## Problem statement
Extract each line of the records that contains the word "breathable", treating uppercase and lowercase letters as different.

## Data to process
"""

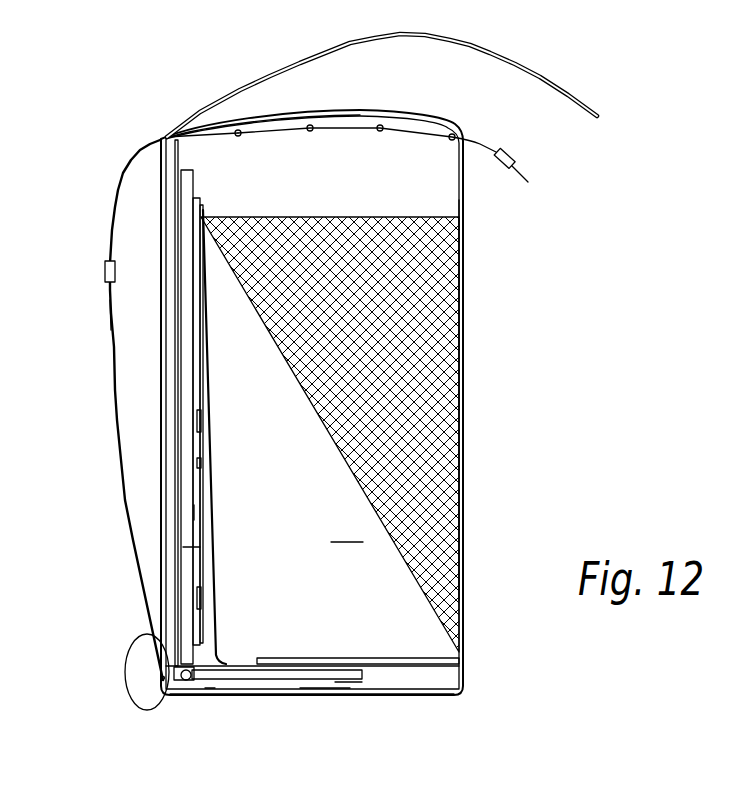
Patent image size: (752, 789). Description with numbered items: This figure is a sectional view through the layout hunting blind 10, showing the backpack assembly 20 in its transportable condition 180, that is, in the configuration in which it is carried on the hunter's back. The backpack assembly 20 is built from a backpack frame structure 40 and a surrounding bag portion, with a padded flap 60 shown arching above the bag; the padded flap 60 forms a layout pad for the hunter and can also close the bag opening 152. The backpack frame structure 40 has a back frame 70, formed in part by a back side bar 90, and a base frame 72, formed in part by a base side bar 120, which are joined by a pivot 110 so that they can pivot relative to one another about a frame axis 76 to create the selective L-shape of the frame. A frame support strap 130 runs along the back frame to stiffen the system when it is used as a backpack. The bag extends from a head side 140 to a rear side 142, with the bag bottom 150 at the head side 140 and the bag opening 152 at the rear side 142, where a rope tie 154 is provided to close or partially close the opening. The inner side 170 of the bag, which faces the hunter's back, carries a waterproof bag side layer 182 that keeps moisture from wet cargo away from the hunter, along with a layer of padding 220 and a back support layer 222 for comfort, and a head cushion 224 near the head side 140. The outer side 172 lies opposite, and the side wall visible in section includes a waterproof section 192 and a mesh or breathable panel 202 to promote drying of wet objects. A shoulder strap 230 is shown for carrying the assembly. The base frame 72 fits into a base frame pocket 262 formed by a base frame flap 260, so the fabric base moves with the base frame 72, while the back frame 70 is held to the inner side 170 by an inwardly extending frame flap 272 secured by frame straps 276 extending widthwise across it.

The layout hunting blind 10 is at (570, 217).
The backpack assembly 20 is at (493, 457).
The backpack frame structure 40 is at (210, 684).
The padded flap 60 is at (500, 46).
The back frame 70 is at (194, 511).
The base frame 72 is at (342, 684).
The frame axis 76 is at (187, 682).
The back side bar 90 is at (210, 547).
The pivot 110 is at (162, 678).
The base side bar 120 is at (288, 676).
The frame support strap 130 is at (213, 590).
The head side 140 is at (440, 698).
The rear side 142 is at (253, 120).
The bag bottom 150 is at (323, 697).
The bag opening 152 is at (370, 113).
The rope tie 154 is at (480, 143).
The inner side 170 is at (160, 396).
The outer side 172 is at (461, 530).
The transportable condition 180 is at (532, 295).
The waterproof bag side layer 182 is at (182, 347).
The waterproof section 192 is at (347, 530).
The mesh or breathable panel 202 is at (403, 397).
The layer of padding 220 is at (170, 298).
The back support layer 222 is at (163, 522).
The head cushion 224 is at (137, 650).
The shoulder strap 230 is at (113, 212).
The base frame flap 260 is at (320, 659).
The base frame pocket 262 is at (430, 678).
The frame flap 272 is at (197, 467).
The frame strap 276 is at (198, 422).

"""

## Reply
Patent image size: (752, 789). Description with numbered items: This figure is a sectional view through the layout hunting blind 10, showing the backpack assembly 20 in its transportable condition 180, that is, in the configuration in which it is carried on the hunter's back. The backpack assembly 20 is built from a backpack frame structure 40 and a surrounding bag portion, with a padded flap 60 shown arching above the bag; the padded flap 60 forms a layout pad for the hunter and can also close the bag opening 152. The backpack frame structure 40 has a back frame 70, formed in part by a back side bar 90, and a base frame 72, formed in part by a base side bar 120, which are joined by a pivot 110 so that they can pivot relative to one another about a frame axis 76 to create the selective L-shape of the frame. A frame support strap 130 runs along the back frame to stiffen the system when it is used as a backpack. The bag extends from a head side 140 to a rear side 142, with the bag bottom 150 at the head side 140 and the bag opening 152 at the rear side 142, where a rope tie 154 is provided to close or partially close the opening. The inner side 170 of the bag, which faces the hunter's back, carries a waterproof bag side layer 182 that keeps moisture from wet cargo away from the hunter, along with a layer of padding 220 and a back support layer 222 for comfort, and a head cushion 224 near the head side 140. The outer side 172 lies opposite, and the side wall visible in section includes a waterproof section 192 and a mesh or breathable panel 202 to promote drying of wet objects. A shoulder strap 230 is shown for carrying the assembly. The base frame 72 fits into a base frame pocket 262 formed by a base frame flap 260, so the fabric base moves with the base frame 72, while the back frame 70 is held to the inner side 170 by an inwardly extending frame flap 272 secured by frame straps 276 extending widthwise across it.
The mesh or breathable panel 202 is at (403, 397).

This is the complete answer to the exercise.